> Stated task: Pull out every line of the listing below where "报价得分" appears.

──────

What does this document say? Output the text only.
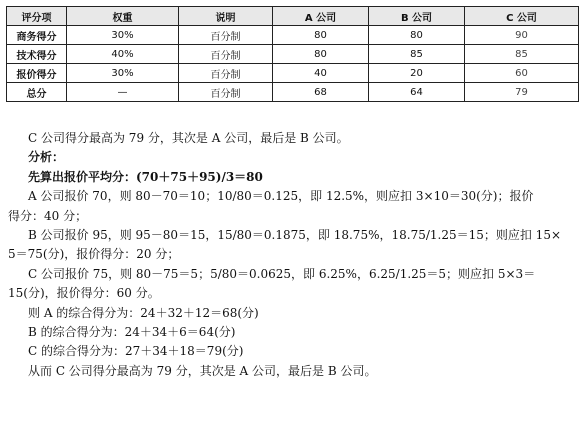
评分项	权重	说明	A 公司	B 公司	C 公司
商务得分	30%	百分制	80	80	90
技术得分	40%	百分制	80	85	85
报价得分	30%	百分制	40	20	60
总分	—	百分制	68	64	79
C 公司得分最高为 79 分，其次是 A 公司，最后是 B 公司。
分析：
先算出报价平均分：(70＋75＋95)/3＝80
A 公司报价 70，则 80－70＝10；10/80＝0.125，即 12.5%，则应扣 3×10＝30(分)；报价
得分：40 分；
B 公司报价 95，则 95－80＝15，15/80＝0.1875，即 18.75%，18.75/1.25＝15；则应扣 15×
5＝75(分)，报价得分：20 分；
C 公司报价 75，则 80－75＝5；5/80＝0.0625，即 6.25%，6.25/1.25＝5；则应扣 5×3＝
15(分)，报价得分：60 分。
则 A 的综合得分为：24＋32＋12＝68(分)
B 的综合得分为：24＋34＋6＝64(分)
C 的综合得分为：27＋34＋18＝79(分)
从而 C 公司得分最高为 79 分，其次是 A 公司，最后是 B 公司。
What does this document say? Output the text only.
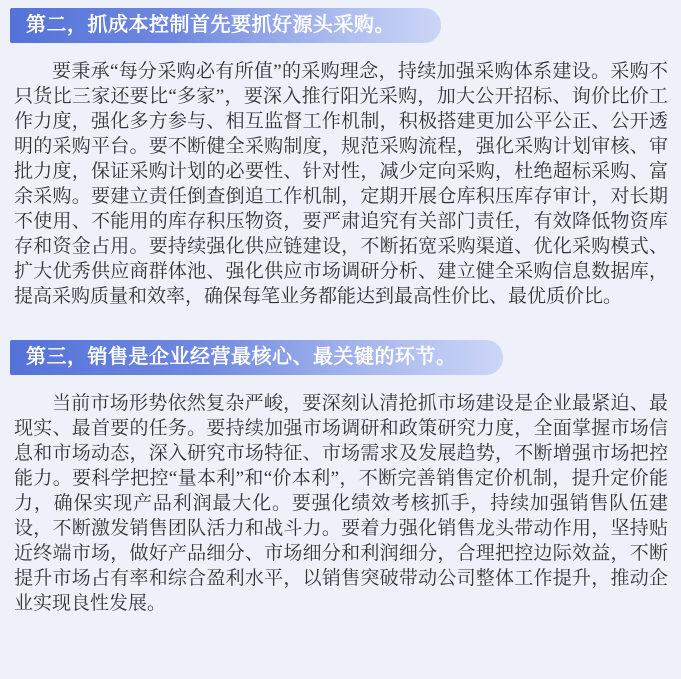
第二，抓成本控制首先要抓好源头采购。

要秉承“每分采购必有所值”的采购理念，持续加强采购体系建设。采购不只货比三家还要比“多家”，要深入推行阳光采购，加大公开招标、询价比价工作力度，强化多方参与、相互监督工作机制，积极搭建更加公平公正、公开透明的采购平台。要不断健全采购制度，规范采购流程，强化采购计划审核、审批力度，保证采购计划的必要性、针对性，减少定向采购，杜绝超标采购、富余采购。要建立责任倒查倒追工作机制，定期开展仓库积压库存审计，对长期不使用、不能用的库存积压物资，要严肃追究有关部门责任，有效降低物资库存和资金占用。要持续强化供应链建设，不断拓宽采购渠道、优化采购模式、扩大优秀供应商群体池、强化供应市场调研分析、建立健全采购信息数据库，提高采购质量和效率，确保每笔业务都能达到最高性价比、最优质价比。

第三，销售是企业经营最核心、最关键的环节。

当前市场形势依然复杂严峻，要深刻认清抢抓市场建设是企业最紧迫、最现实、最首要的任务。要持续加强市场调研和政策研究力度，全面掌握市场信息和市场动态，深入研究市场特征、市场需求及发展趋势，不断增强市场把控能力。要科学把控“量本利”和“价本利”，不断完善销售定价机制，提升定价能力，确保实现产品利润最大化。要强化绩效考核抓手，持续加强销售队伍建设，不断激发销售团队活力和战斗力。要着力强化销售龙头带动作用，坚持贴近终端市场，做好产品细分、市场细分和利润细分，合理把控边际效益，不断提升市场占有率和综合盈利水平，以销售突破带动公司整体工作提升，推动企业实现良性发展。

──────

> Task response:
报价得分	30%	百分制	40	20	60
5＝75(分)，报价得分：20 分；
15(分)，报价得分：60 分。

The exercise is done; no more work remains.